Please print the material below line for line, without changing any character.

=== Entries provided ===

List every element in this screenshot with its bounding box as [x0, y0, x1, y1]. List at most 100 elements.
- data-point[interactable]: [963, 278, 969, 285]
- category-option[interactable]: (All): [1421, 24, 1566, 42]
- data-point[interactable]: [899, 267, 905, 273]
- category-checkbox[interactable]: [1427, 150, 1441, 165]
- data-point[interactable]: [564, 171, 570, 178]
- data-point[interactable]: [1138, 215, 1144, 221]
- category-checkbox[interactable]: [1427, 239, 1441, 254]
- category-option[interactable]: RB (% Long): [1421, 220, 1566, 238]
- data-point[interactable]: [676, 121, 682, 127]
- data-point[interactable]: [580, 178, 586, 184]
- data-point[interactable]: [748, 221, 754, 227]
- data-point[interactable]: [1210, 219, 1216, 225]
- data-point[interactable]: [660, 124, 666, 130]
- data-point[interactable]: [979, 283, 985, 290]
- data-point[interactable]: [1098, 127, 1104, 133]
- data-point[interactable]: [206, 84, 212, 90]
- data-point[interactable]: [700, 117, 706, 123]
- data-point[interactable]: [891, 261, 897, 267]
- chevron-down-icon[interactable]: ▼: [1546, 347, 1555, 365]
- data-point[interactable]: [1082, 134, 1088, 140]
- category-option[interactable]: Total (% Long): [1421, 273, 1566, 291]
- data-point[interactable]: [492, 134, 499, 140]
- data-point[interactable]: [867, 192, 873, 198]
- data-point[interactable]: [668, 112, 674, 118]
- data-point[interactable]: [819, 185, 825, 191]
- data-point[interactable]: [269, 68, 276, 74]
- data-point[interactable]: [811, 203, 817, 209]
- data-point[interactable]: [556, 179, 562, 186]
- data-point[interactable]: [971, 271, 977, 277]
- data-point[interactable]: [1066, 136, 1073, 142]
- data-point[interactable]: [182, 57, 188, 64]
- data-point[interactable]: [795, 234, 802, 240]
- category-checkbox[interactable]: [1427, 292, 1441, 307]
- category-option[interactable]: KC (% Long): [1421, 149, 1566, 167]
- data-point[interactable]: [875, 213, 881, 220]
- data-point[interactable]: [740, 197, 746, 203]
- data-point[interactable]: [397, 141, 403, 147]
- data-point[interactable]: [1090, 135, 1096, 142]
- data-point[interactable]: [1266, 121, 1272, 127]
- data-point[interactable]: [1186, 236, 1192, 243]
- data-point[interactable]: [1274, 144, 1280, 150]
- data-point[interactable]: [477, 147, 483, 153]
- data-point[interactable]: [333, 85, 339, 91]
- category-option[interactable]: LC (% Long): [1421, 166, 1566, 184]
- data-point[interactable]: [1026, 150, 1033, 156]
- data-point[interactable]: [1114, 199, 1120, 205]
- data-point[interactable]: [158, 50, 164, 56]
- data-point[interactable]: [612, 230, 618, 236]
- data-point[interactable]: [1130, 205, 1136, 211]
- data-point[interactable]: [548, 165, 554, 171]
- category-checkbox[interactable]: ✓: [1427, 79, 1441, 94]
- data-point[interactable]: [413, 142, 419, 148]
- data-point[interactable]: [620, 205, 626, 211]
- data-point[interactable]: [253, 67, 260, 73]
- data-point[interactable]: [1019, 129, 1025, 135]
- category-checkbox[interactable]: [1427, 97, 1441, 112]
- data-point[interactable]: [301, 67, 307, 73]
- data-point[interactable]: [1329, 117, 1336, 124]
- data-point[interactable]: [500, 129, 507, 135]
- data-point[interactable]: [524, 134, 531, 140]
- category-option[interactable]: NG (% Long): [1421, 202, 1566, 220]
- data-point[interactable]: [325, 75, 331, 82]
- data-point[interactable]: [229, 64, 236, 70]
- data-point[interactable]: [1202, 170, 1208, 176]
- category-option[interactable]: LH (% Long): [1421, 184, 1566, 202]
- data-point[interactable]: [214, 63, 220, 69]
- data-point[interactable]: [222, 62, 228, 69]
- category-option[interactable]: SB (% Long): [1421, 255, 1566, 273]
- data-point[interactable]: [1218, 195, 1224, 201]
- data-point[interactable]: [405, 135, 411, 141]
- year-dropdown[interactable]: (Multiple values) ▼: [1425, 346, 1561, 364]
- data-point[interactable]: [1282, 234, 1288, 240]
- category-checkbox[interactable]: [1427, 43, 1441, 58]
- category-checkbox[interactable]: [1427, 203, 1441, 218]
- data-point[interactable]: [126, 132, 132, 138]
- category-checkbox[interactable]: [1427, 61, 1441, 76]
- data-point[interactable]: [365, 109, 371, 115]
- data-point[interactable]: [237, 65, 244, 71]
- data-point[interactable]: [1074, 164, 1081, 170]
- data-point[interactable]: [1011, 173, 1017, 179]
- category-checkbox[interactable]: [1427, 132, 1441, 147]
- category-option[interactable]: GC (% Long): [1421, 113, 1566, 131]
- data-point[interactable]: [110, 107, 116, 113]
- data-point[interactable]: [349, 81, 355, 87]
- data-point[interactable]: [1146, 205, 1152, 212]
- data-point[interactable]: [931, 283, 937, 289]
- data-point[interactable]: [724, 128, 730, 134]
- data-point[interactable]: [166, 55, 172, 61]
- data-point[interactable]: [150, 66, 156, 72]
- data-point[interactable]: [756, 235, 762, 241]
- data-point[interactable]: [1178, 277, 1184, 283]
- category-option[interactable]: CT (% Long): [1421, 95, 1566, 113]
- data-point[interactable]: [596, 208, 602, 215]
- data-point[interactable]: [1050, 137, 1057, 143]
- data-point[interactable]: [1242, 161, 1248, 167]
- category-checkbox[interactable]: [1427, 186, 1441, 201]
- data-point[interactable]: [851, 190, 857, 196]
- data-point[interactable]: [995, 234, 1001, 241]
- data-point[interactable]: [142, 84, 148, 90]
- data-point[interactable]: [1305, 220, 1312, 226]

===

_Solution_:
List every element in this screenshot with its bounding box as [x0, y0, x1, y1]. List at most 100 elements.
- data-point[interactable]: [963, 278, 969, 285]
- category-option[interactable]: (All): [1421, 24, 1566, 42]
- data-point[interactable]: [899, 267, 905, 273]
- category-checkbox[interactable]: [1427, 150, 1441, 165]
- data-point[interactable]: [564, 171, 570, 178]
- data-point[interactable]: [1138, 215, 1144, 221]
- category-checkbox[interactable]: [1427, 239, 1441, 254]
- category-option[interactable]: RB (% Long): [1421, 220, 1566, 238]
- data-point[interactable]: [676, 121, 682, 127]
- data-point[interactable]: [580, 178, 586, 184]
- data-point[interactable]: [748, 221, 754, 227]
- data-point[interactable]: [1210, 219, 1216, 225]
- data-point[interactable]: [660, 124, 666, 130]
- data-point[interactable]: [979, 283, 985, 290]
- data-point[interactable]: [1098, 127, 1104, 133]
- data-point[interactable]: [206, 84, 212, 90]
- data-point[interactable]: [700, 117, 706, 123]
- data-point[interactable]: [891, 261, 897, 267]
- chevron-down-icon[interactable]: ▼: [1546, 347, 1555, 365]
- data-point[interactable]: [1082, 134, 1088, 140]
- category-option[interactable]: Total (% Long): [1421, 273, 1566, 291]
- data-point[interactable]: [492, 134, 499, 140]
- data-point[interactable]: [867, 192, 873, 198]
- data-point[interactable]: [668, 112, 674, 118]
- data-point[interactable]: [819, 185, 825, 191]
- data-point[interactable]: [269, 68, 276, 74]
- data-point[interactable]: [811, 203, 817, 209]
- data-point[interactable]: [556, 179, 562, 186]
- data-point[interactable]: [971, 271, 977, 277]
- data-point[interactable]: [1066, 136, 1073, 142]
- data-point[interactable]: [182, 57, 188, 64]
- data-point[interactable]: [795, 234, 802, 240]
- category-checkbox[interactable]: [1427, 292, 1441, 307]
- category-option[interactable]: KC (% Long): [1421, 149, 1566, 167]
- data-point[interactable]: [875, 213, 881, 220]
- data-point[interactable]: [740, 197, 746, 203]
- data-point[interactable]: [397, 141, 403, 147]
- data-point[interactable]: [1090, 135, 1096, 142]
- data-point[interactable]: [1266, 121, 1272, 127]
- data-point[interactable]: [1186, 236, 1192, 243]
- data-point[interactable]: [1274, 144, 1280, 150]
- data-point[interactable]: [477, 147, 483, 153]
- data-point[interactable]: [333, 85, 339, 91]
- category-option[interactable]: LC (% Long): [1421, 166, 1566, 184]
- data-point[interactable]: [1026, 150, 1033, 156]
- data-point[interactable]: [1114, 199, 1120, 205]
- data-point[interactable]: [158, 50, 164, 56]
- data-point[interactable]: [612, 230, 618, 236]
- data-point[interactable]: [1130, 205, 1136, 211]
- data-point[interactable]: [548, 165, 554, 171]
- category-checkbox[interactable]: ✓: [1427, 79, 1441, 94]
- data-point[interactable]: [413, 142, 419, 148]
- data-point[interactable]: [620, 205, 626, 211]
- data-point[interactable]: [253, 67, 260, 73]
- data-point[interactable]: [1019, 129, 1025, 135]
- category-checkbox[interactable]: [1427, 97, 1441, 112]
- data-point[interactable]: [301, 67, 307, 73]
- data-point[interactable]: [1329, 117, 1336, 124]
- data-point[interactable]: [500, 129, 507, 135]
- data-point[interactable]: [524, 134, 531, 140]
- category-option[interactable]: NG (% Long): [1421, 202, 1566, 220]
- data-point[interactable]: [325, 75, 331, 82]
- data-point[interactable]: [229, 64, 236, 70]
- data-point[interactable]: [1202, 170, 1208, 176]
- category-option[interactable]: LH (% Long): [1421, 184, 1566, 202]
- data-point[interactable]: [214, 63, 220, 69]
- data-point[interactable]: [222, 62, 228, 69]
- category-option[interactable]: SB (% Long): [1421, 255, 1566, 273]
- data-point[interactable]: [1218, 195, 1224, 201]
- data-point[interactable]: [405, 135, 411, 141]
- year-dropdown[interactable]: (Multiple values) ▼: [1425, 346, 1561, 364]
- data-point[interactable]: [1282, 234, 1288, 240]
- category-checkbox[interactable]: [1427, 43, 1441, 58]
- category-checkbox[interactable]: [1427, 203, 1441, 218]
- data-point[interactable]: [126, 132, 132, 138]
- category-checkbox[interactable]: [1427, 61, 1441, 76]
- data-point[interactable]: [365, 109, 371, 115]
- data-point[interactable]: [237, 65, 244, 71]
- data-point[interactable]: [1074, 164, 1081, 170]
- data-point[interactable]: [1011, 173, 1017, 179]
- category-checkbox[interactable]: [1427, 132, 1441, 147]
- category-option[interactable]: GC (% Long): [1421, 113, 1566, 131]
- data-point[interactable]: [110, 107, 116, 113]
- data-point[interactable]: [349, 81, 355, 87]
- data-point[interactable]: [1146, 205, 1152, 212]
- data-point[interactable]: [931, 283, 937, 289]
- data-point[interactable]: [724, 128, 730, 134]
- data-point[interactable]: [166, 55, 172, 61]
- data-point[interactable]: [150, 66, 156, 72]
- data-point[interactable]: [756, 235, 762, 241]
- data-point[interactable]: [1178, 277, 1184, 283]
- category-option[interactable]: CT (% Long): [1421, 95, 1566, 113]
- data-point[interactable]: [596, 208, 602, 215]
- data-point[interactable]: [1050, 137, 1057, 143]
- data-point[interactable]: [1242, 161, 1248, 167]
- category-checkbox[interactable]: [1427, 186, 1441, 201]
- data-point[interactable]: [851, 190, 857, 196]
- data-point[interactable]: [995, 234, 1001, 241]
- data-point[interactable]: [142, 84, 148, 90]
- data-point[interactable]: [1305, 220, 1312, 226]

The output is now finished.